In the ninth book in the Bluford young-adult series, a young Latino man walks away from violence—but at great personal cost.

In a large Southern California city, 16-year-old Martin Luna hangs out on the fringes of gang life. He’s disaffected, fatherless and increasingly drawn into the orbit of the older, rougher Frankie. When a stray bullet kills Martin’s adored 8-year-old brother, Huero, Martin seems to be heading into a life of crime. But Martin’s mother, determined not to lose another son, moves him to another neighborhood—the fictional town of Bluford, where he attends the racially diverse Bluford High. At his new school, the still-grieving Martin quickly makes enemies and gets into trouble. But he also makes friends with a kind English teacher and catches the eye of Vicky, a smart, pretty and outgoing Bluford student. Martin’s first-person narration supplies much of the book’s power. His dialogue is plain, but realistic and believable, and the authors wisely avoid the temptation to lard his speech with dated and potentially embarrassing slang. The author draws a vivid and affecting picture of Martin’s pain and confusion, bringing a tight-lipped teenager to life. In fact, Martin’s character is so well drawn that when he realizes the truth about his friend Frankie, readers won’t feel as if they are watching an after-school special, but as though they are observing the natural progression of Martin’s personal growth. This short novel appears to be aimed at urban teens who don’t often see their neighborhoods portrayed in young-adult fiction, but its sophisticated characters and affecting story will likely have much wider appeal.

Work to complete:
1. Based on the book review, why does Martin's mother move him to the town of Bluford? Answer in one to three sentences.
2. Translate this sentence from the book review into Spanish: "Martin’s first-person narration supplies much of the book’s power."
3. List every character whom the book review mentions by name.

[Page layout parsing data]
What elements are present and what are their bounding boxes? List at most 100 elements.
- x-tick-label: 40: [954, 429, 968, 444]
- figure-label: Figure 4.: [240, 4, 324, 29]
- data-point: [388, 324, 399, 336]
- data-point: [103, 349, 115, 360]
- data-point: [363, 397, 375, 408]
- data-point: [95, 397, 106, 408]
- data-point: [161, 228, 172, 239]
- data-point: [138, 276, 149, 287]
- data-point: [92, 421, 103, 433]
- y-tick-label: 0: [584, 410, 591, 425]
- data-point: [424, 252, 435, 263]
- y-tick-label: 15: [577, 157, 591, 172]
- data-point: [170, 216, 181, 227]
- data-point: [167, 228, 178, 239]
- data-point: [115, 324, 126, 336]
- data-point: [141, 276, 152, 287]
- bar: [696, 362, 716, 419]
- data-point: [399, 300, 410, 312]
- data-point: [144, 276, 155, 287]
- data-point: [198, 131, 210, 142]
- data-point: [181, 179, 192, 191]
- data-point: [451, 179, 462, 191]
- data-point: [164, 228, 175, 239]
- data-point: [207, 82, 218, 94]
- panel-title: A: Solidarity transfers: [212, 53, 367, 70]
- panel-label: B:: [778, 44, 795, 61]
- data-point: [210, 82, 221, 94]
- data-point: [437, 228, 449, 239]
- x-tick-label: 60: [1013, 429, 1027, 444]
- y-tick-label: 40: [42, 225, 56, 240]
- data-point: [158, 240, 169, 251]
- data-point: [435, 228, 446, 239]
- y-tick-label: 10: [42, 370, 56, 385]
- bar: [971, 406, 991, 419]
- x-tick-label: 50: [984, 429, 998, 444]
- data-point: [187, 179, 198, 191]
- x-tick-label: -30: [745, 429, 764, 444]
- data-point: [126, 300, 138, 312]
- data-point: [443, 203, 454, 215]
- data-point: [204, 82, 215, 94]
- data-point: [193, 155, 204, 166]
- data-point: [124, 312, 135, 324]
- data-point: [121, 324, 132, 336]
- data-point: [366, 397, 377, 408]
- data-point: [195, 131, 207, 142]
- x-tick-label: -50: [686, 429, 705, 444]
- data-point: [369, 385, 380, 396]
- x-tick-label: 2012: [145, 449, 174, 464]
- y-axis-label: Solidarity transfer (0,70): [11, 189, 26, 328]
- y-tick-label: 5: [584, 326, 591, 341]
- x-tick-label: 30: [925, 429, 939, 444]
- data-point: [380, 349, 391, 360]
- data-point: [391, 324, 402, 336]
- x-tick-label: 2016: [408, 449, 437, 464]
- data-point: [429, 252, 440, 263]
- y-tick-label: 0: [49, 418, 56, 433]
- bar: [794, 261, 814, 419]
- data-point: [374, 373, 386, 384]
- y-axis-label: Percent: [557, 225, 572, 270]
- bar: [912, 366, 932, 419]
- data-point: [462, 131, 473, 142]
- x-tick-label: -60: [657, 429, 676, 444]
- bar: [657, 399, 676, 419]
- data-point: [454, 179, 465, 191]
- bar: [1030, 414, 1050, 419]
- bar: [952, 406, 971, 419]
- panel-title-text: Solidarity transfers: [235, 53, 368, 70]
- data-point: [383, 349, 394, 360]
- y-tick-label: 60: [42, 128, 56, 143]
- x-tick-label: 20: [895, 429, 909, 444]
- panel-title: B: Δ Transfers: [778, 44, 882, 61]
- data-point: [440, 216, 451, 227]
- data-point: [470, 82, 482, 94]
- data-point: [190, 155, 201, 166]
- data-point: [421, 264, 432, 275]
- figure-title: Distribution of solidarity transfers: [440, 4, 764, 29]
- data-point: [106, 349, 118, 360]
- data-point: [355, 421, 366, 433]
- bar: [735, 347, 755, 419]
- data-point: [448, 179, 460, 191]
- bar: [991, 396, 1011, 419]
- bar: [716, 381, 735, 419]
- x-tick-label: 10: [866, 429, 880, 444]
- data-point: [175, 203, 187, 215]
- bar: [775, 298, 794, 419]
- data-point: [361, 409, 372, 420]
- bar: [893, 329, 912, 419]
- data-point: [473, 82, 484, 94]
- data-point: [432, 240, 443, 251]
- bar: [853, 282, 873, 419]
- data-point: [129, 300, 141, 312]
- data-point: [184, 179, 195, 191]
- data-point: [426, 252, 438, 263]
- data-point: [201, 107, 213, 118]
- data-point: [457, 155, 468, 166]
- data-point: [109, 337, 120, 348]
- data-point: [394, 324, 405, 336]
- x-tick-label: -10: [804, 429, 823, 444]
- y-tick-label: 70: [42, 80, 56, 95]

Task responses:
1. After a stray bullet kills Martin's 8-year-old brother, Huero, Martin seems to be heading into a life of crime. His mother is determined not to lose another son, so she moves him to another neighborhood, Bluford.

2. La narración en primera persona de Martin aporta gran parte de la fuerza del libro.

3. Martin Luna, Frankie, Huero, Vicky